Required task — The entries that follow should be written out exactly.

Records
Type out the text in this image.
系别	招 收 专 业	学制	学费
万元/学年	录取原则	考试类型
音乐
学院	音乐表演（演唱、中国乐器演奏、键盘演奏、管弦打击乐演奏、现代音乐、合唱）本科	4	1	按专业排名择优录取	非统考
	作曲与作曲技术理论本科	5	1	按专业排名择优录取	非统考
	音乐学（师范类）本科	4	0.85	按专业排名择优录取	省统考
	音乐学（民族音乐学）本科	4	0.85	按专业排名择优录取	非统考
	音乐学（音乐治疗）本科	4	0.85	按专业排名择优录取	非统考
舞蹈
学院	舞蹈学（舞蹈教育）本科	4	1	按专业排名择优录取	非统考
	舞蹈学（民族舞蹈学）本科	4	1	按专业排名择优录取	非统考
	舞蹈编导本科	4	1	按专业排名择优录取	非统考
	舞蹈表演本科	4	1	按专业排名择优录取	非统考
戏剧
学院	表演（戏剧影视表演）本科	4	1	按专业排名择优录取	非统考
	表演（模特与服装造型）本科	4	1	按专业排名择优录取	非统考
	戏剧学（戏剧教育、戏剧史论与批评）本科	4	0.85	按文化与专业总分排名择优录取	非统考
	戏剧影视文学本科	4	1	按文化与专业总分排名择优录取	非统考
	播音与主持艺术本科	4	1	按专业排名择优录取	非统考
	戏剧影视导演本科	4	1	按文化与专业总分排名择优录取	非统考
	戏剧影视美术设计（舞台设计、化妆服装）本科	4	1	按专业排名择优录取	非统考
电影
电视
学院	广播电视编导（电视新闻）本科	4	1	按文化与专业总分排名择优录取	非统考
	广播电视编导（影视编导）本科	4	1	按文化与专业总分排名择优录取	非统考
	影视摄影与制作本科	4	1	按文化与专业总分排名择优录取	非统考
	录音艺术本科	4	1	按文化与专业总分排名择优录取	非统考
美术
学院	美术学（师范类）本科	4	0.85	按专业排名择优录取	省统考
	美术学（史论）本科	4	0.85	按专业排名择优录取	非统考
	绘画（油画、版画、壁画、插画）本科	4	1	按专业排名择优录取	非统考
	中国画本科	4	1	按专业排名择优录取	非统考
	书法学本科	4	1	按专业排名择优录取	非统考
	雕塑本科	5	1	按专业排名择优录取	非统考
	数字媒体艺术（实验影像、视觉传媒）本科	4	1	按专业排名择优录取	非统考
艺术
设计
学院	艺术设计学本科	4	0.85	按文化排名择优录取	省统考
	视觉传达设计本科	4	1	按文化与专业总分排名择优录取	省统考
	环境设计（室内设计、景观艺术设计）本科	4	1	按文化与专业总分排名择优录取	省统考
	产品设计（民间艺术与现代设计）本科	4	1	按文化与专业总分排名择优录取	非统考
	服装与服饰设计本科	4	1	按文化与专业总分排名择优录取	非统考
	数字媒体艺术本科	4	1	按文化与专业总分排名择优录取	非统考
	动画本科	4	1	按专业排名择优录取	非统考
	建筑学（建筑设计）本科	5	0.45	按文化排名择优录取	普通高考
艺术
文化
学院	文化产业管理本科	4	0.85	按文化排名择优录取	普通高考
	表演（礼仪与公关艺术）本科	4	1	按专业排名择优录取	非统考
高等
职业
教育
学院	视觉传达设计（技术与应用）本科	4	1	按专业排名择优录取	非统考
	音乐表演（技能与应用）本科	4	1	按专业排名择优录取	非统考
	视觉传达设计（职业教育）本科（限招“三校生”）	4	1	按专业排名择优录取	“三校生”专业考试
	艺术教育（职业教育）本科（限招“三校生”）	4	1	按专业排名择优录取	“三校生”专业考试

Reply —
Type out the text in this image.
系别	招 收 专 业	学制	学费
万元/学年	录取原则	考试类型
音乐
学院	音乐表演（演唱、中国乐器演奏、键盘演奏、管弦打击乐演奏、现代音乐、合唱）本科	4	1	按专业排名择优录取	非统考
	作曲与作曲技术理论本科	5	1	按专业排名择优录取	非统考
	音乐学（师范类）本科	4	0.85	按专业排名择优录取	省统考
	音乐学（民族音乐学）本科	4	0.85	按专业排名择优录取	非统考
	音乐学（音乐治疗）本科	4	0.85	按专业排名择优录取	非统考
舞蹈
学院	舞蹈学（舞蹈教育）本科	4	1	按专业排名择优录取	非统考
	舞蹈学（民族舞蹈学）本科	4	1	按专业排名择优录取	非统考
	舞蹈编导本科	4	1	按专业排名择优录取	非统考
	舞蹈表演本科	4	1	按专业排名择优录取	非统考
戏剧
学院	表演（戏剧影视表演）本科	4	1	按专业排名择优录取	非统考
	表演（模特与服装造型）本科	4	1	按专业排名择优录取	非统考
	戏剧学（戏剧教育、戏剧史论与批评）本科	4	0.85	按文化与专业总分排名择优录取	非统考
	戏剧影视文学本科	4	1	按文化与专业总分排名择优录取	非统考
	播音与主持艺术本科	4	1	按专业排名择优录取	非统考
	戏剧影视导演本科	4	1	按文化与专业总分排名择优录取	非统考
	戏剧影视美术设计（舞台设计、化妆服装）本科	4	1	按专业排名择优录取	非统考
电影
电视
学院	广播电视编导（电视新闻）本科	4	1	按文化与专业总分排名择优录取	非统考
	广播电视编导（影视编导）本科	4	1	按文化与专业总分排名择优录取	非统考
	影视摄影与制作本科	4	1	按文化与专业总分排名择优录取	非统考
	录音艺术本科	4	1	按文化与专业总分排名择优录取	非统考
美术
学院	美术学（师范类）本科	4	0.85	按专业排名择优录取	省统考
	美术学（史论）本科	4	0.85	按专业排名择优录取	非统考
	绘画（油画、版画、壁画、插画）本科	4	1	按专业排名择优录取	非统考
	中国画本科	4	1	按专业排名择优录取	非统考
	书法学本科	4	1	按专业排名择优录取	非统考
	雕塑本科	5	1	按专业排名择优录取	非统考
	数字媒体艺术（实验影像、视觉传媒）本科	4	1	按专业排名择优录取	非统考
艺术
设计
学院	艺术设计学本科	4	0.85	按文化排名择优录取	省统考
	视觉传达设计本科	4	1	按文化与专业总分排名择优录取	省统考
	环境设计（室内设计、景观艺术设计）本科	4	1	按文化与专业总分排名择优录取	省统考
	产品设计（民间艺术与现代设计）本科	4	1	按文化与专业总分排名择优录取	非统考
	服装与服饰设计本科	4	1	按文化与专业总分排名择优录取	非统考
	数字媒体艺术本科	4	1	按文化与专业总分排名择优录取	非统考
	动画本科	4	1	按专业排名择优录取	非统考
	建筑学（建筑设计）本科	5	0.45	按文化排名择优录取	普通高考
艺术
文化
学院	文化产业管理本科	4	0.85	按文化排名择优录取	普通高考
	表演（礼仪与公关艺术）本科	4	1	按专业排名择优录取	非统考
高等
职业
教育
学院	视觉传达设计（技术与应用）本科	4	1	按专业排名择优录取	非统考
	音乐表演（技能与应用）本科	4	1	按专业排名择优录取	非统考
	视觉传达设计（职业教育）本科（限招“三校生”）	4	1	按专业排名择优录取	“三校生”专业考试
	艺术教育（职业教育）本科（限招“三校生”）	4	1	按专业排名择优录取	“三校生”专业考试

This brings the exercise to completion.